(Problem details)
Your task is to give the listing below back word for word, pictures excluded.

— START Material shown —

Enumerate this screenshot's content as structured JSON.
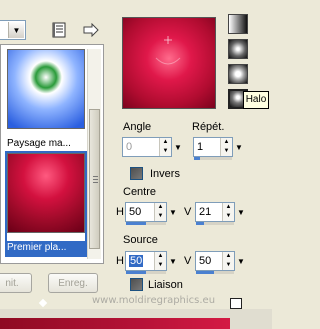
{
  "left_panel": {
    "thumbnails": [
      {
        "label": "Paysage ma..."
      },
      {
        "label": "Premier pla..."
      }
    ],
    "buttons": {
      "import_label": "nit.",
      "save_label": "Enreg."
    }
  },
  "right_panel": {
    "angle": {
      "label": "Angle",
      "value": "0"
    },
    "repeat": {
      "label": "Répét.",
      "value": "1"
    },
    "invert": {
      "label": "Inverser",
      "visible_label": "Invers"
    },
    "center": {
      "label": "Centre",
      "h_label": "H",
      "h_value": "50",
      "v_label": "V",
      "v_value": "21"
    },
    "source": {
      "label": "Source",
      "h_label": "H",
      "h_value": "50",
      "v_label": "V",
      "v_value": "50"
    },
    "link": {
      "label": "Liaison",
      "visible_label": "Liaison"
    },
    "gradient_styles": [
      "linear",
      "rectangular",
      "sunburst",
      "radial"
    ],
    "tooltip": "Halo"
  },
  "watermark": "www.moldiregraphics.eu",
  "colors": {
    "gradient_dark": "#6e0018",
    "gradient_mid": "#c8103c",
    "gradient_light": "#ff3f6a",
    "selection": "#316ac5"
  }
}
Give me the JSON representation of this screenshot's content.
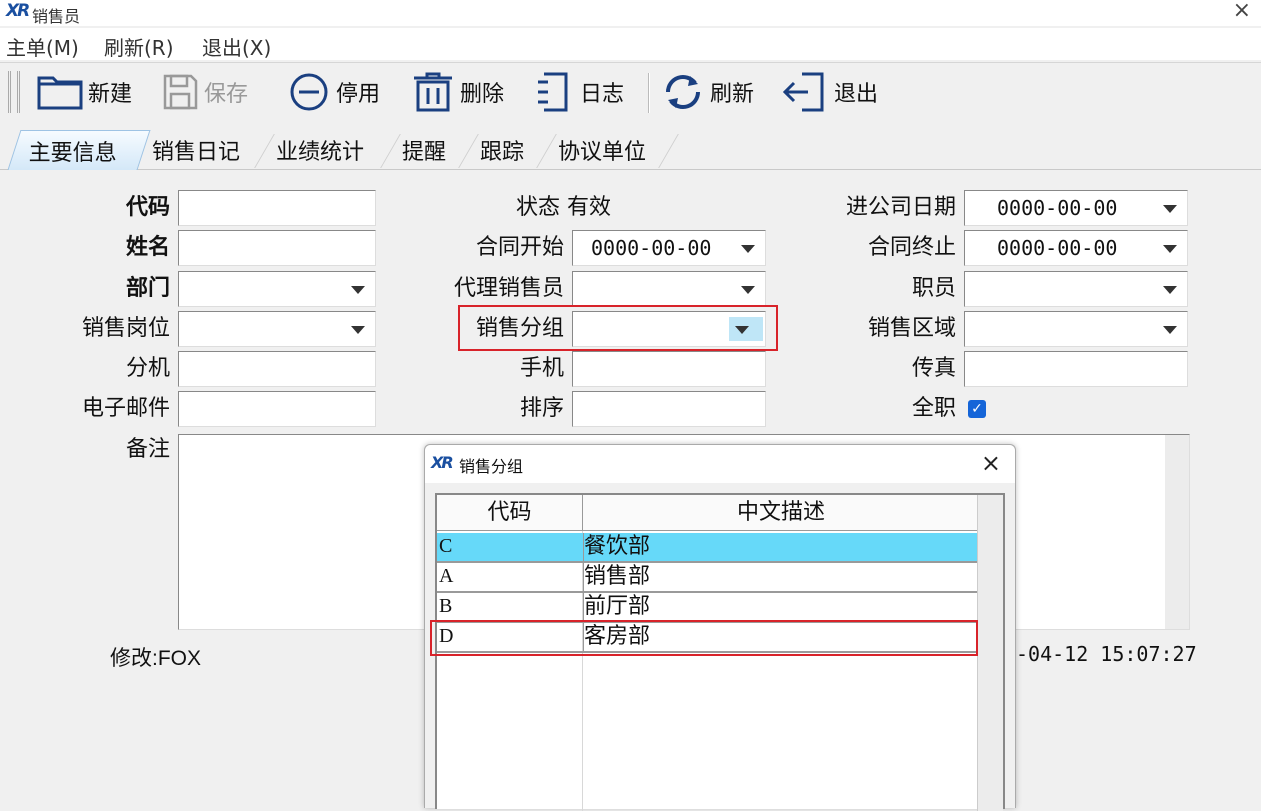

— END Material shown —

(Written reply)
Enumerate this screenshot's content as structured JSON.
{
  "left_panel": {
    "thumbnails": [
      {
        "label": "Paysage ma..."
      },
      {
        "label": "Premier pla..."
      }
    ],
    "buttons": {
      "import_label": "nit.",
      "save_label": "Enreg."
    }
  },
  "right_panel": {
    "angle": {
      "label": "Angle",
      "value": "0"
    },
    "repeat": {
      "label": "Répét.",
      "value": "1"
    },
    "invert": {
      "label": "Inverser",
      "visible_label": "Invers"
    },
    "center": {
      "label": "Centre",
      "h_label": "H",
      "h_value": "50",
      "v_label": "V",
      "v_value": "21"
    },
    "source": {
      "label": "Source",
      "h_label": "H",
      "h_value": "50",
      "v_label": "V",
      "v_value": "50"
    },
    "link": {
      "label": "Liaison",
      "visible_label": "Liaison"
    },
    "gradient_styles": [
      "linear",
      "rectangular",
      "sunburst",
      "radial"
    ],
    "tooltip": "Halo"
  },
  "watermark": "www.moldiregraphics.eu",
  "colors": {
    "gradient_dark": "#6e0018",
    "gradient_mid": "#c8103c",
    "gradient_light": "#ff3f6a",
    "selection": "#316ac5"
  }
}
Give me the JSON representation of this screenshot's content.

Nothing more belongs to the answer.